**Exercise directions**
Extract every line where the string "Название" appears.
--- begin ---
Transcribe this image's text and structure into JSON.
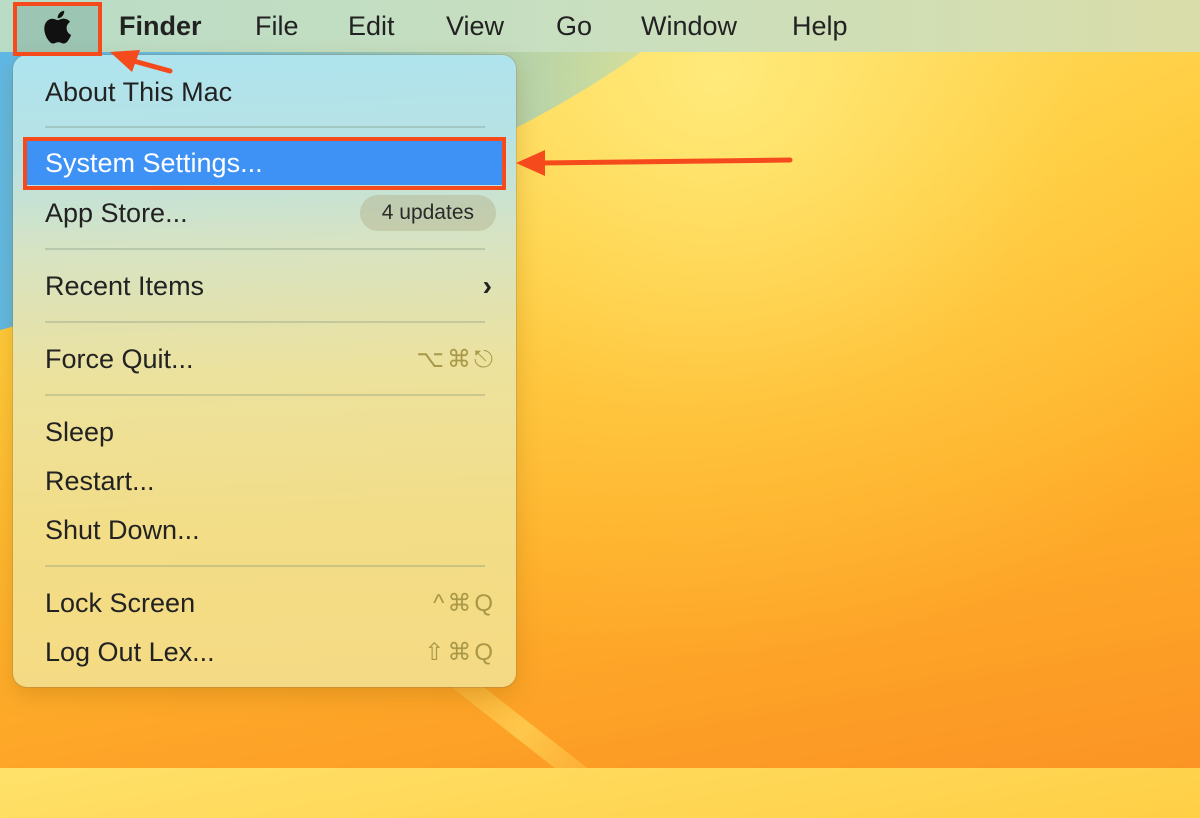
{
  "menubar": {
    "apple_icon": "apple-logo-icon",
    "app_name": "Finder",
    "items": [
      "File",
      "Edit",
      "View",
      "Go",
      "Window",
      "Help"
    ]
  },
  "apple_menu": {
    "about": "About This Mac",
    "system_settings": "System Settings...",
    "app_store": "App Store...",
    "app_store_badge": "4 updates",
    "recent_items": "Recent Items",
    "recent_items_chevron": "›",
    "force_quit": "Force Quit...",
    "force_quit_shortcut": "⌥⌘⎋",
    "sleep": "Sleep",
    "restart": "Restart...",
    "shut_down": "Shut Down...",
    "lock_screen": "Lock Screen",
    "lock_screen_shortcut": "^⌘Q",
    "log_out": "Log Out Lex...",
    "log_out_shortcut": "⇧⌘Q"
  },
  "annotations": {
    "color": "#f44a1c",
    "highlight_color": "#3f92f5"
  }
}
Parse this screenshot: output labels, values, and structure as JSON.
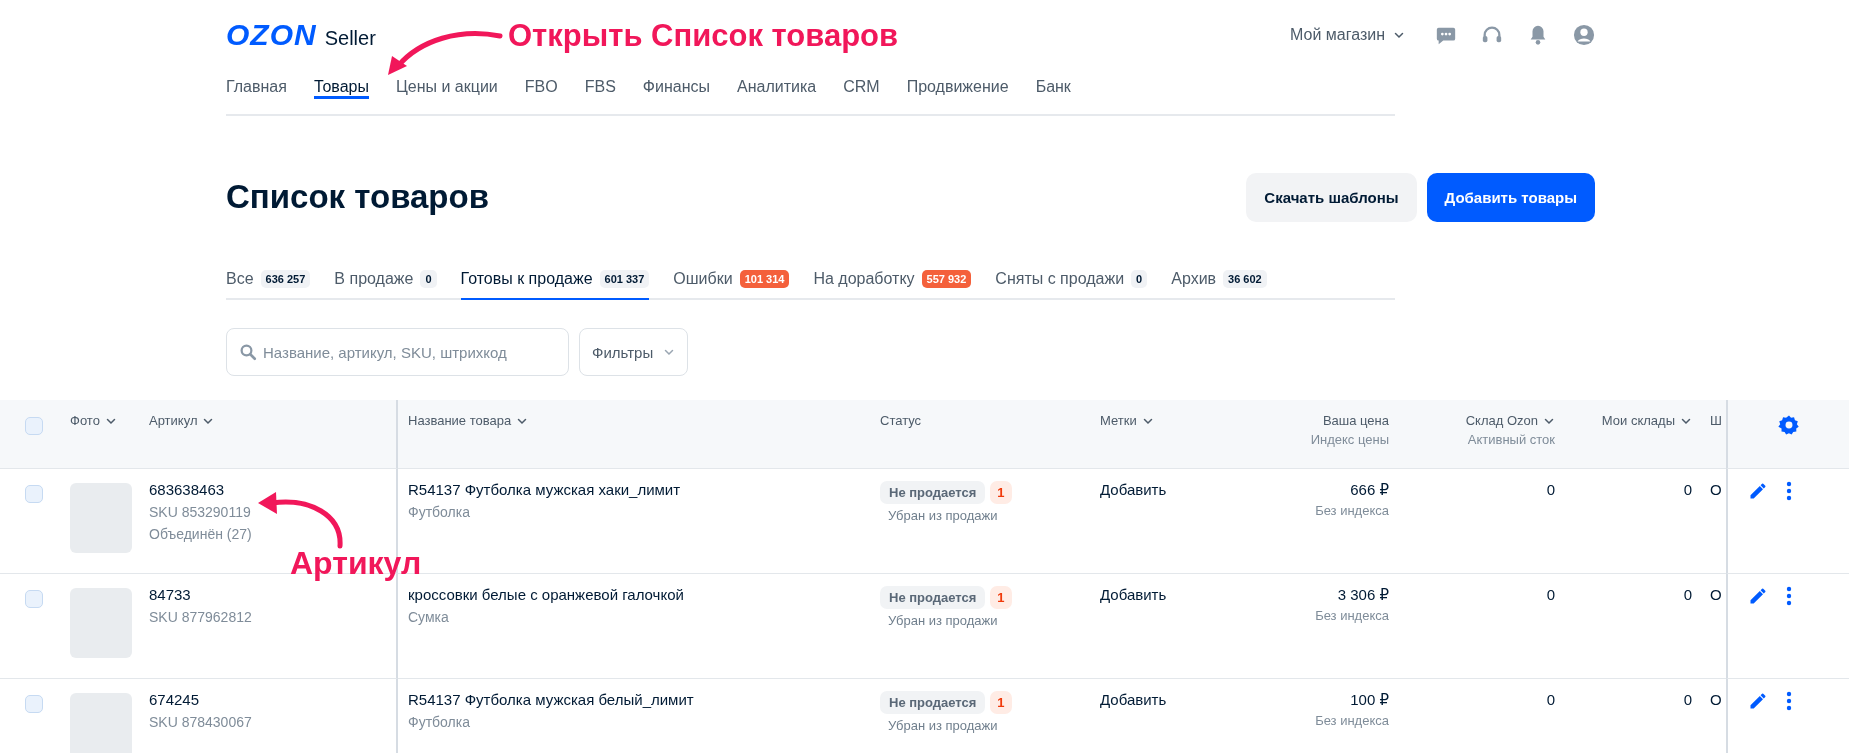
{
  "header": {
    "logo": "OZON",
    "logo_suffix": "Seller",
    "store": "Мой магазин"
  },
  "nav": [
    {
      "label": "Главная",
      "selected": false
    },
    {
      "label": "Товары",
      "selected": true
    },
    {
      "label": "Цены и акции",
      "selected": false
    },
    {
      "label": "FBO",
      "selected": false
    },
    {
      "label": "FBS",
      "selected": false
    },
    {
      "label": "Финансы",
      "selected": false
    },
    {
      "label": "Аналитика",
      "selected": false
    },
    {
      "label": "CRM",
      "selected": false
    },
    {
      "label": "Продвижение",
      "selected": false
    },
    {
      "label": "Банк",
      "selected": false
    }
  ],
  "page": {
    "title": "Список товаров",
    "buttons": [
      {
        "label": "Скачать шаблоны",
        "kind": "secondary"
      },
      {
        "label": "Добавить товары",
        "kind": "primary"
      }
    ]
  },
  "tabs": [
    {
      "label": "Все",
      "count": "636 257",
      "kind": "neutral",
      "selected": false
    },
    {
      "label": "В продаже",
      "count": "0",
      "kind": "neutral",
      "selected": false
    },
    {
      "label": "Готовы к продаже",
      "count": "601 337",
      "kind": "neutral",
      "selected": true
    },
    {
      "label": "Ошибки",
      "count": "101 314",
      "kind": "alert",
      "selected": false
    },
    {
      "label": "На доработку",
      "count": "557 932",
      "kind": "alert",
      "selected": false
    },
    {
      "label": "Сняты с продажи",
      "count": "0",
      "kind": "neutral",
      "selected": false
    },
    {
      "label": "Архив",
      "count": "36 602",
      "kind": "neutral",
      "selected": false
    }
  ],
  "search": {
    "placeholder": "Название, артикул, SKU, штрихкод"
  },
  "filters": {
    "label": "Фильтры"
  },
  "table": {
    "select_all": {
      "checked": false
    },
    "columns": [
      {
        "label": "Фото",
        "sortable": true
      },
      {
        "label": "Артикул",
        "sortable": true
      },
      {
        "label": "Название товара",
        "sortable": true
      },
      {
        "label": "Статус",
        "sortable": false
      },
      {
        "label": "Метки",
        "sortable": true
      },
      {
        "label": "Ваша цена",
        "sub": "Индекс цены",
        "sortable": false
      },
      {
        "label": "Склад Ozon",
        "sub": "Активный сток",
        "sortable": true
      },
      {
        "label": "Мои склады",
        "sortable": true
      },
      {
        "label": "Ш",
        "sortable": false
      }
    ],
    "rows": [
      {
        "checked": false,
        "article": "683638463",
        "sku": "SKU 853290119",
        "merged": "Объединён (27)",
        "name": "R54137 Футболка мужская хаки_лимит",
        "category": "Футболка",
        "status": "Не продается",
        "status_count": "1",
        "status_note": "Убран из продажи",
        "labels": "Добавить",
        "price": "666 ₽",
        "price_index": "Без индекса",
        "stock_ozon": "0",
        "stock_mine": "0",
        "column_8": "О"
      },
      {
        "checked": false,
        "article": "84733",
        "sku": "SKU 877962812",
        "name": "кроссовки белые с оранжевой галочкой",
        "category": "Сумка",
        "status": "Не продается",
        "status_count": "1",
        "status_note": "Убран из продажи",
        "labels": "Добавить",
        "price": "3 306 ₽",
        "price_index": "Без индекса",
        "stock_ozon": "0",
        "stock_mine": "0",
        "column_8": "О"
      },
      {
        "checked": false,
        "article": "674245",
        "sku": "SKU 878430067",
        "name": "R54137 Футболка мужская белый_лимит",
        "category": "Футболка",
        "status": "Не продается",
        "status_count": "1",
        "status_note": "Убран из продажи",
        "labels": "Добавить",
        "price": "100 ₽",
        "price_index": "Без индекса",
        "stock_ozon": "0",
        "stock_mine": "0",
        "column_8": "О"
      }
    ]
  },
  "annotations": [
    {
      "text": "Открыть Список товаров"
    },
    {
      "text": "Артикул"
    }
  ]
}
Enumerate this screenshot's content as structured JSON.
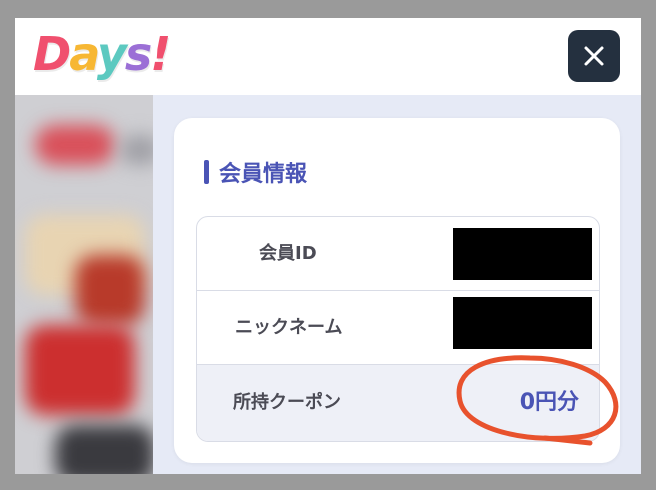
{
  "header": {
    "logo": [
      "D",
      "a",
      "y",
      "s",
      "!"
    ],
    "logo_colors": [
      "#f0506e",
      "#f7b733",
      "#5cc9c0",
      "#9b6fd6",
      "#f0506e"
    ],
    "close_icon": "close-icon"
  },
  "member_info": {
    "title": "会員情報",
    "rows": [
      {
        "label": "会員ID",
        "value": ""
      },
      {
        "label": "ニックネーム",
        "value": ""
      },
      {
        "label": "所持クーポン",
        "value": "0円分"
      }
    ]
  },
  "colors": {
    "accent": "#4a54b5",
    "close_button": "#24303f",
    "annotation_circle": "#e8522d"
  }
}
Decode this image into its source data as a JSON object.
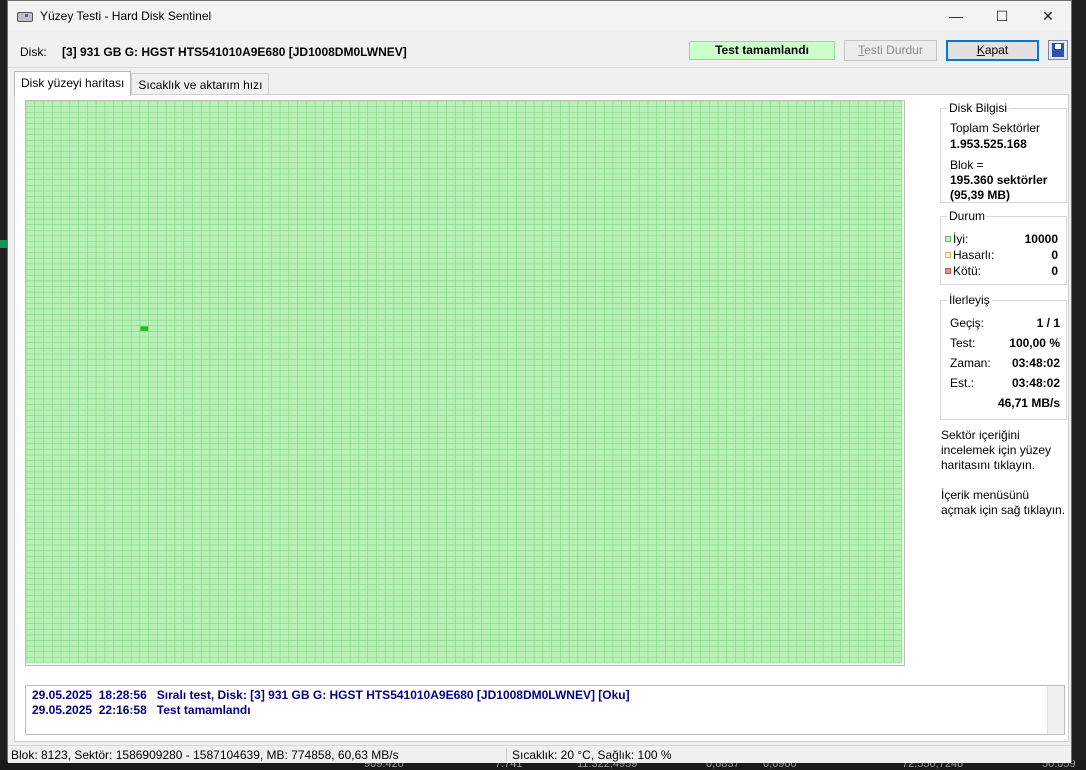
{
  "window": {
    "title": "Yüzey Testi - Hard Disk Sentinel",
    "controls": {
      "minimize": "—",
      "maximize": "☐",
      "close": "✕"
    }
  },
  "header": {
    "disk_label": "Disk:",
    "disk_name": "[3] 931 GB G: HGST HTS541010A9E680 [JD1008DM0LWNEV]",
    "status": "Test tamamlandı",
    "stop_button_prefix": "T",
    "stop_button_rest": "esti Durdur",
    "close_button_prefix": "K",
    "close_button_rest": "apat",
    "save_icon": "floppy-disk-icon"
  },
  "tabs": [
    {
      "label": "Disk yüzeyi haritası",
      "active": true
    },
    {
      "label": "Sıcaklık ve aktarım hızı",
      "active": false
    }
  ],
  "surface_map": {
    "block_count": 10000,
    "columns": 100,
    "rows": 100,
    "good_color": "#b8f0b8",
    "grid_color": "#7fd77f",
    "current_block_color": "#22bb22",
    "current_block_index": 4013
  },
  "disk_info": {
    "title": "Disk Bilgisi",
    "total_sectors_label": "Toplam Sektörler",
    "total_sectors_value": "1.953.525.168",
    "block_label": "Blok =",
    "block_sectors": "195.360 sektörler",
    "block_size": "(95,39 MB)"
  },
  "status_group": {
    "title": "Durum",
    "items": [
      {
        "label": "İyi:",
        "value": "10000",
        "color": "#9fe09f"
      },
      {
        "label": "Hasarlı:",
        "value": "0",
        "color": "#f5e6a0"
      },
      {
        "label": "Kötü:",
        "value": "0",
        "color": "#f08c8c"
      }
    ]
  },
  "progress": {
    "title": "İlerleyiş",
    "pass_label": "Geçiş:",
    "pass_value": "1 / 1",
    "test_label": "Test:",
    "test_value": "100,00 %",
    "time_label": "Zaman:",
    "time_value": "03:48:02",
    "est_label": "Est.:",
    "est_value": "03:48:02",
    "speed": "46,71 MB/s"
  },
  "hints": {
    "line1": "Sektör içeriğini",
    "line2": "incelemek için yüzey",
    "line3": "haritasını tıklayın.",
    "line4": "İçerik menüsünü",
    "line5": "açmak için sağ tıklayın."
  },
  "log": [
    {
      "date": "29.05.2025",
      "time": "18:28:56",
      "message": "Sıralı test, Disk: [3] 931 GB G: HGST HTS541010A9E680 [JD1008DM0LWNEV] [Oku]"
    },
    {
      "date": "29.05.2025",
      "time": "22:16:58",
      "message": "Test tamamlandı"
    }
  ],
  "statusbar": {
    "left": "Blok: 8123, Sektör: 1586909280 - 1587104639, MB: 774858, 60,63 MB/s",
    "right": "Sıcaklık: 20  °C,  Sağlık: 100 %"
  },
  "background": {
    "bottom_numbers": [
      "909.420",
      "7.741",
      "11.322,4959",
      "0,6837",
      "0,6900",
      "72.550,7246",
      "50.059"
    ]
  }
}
--- end ---
**Correct answer**
    "placeholder": "Название, артикул, SKU, штрихкод"
        "label": "Название товара",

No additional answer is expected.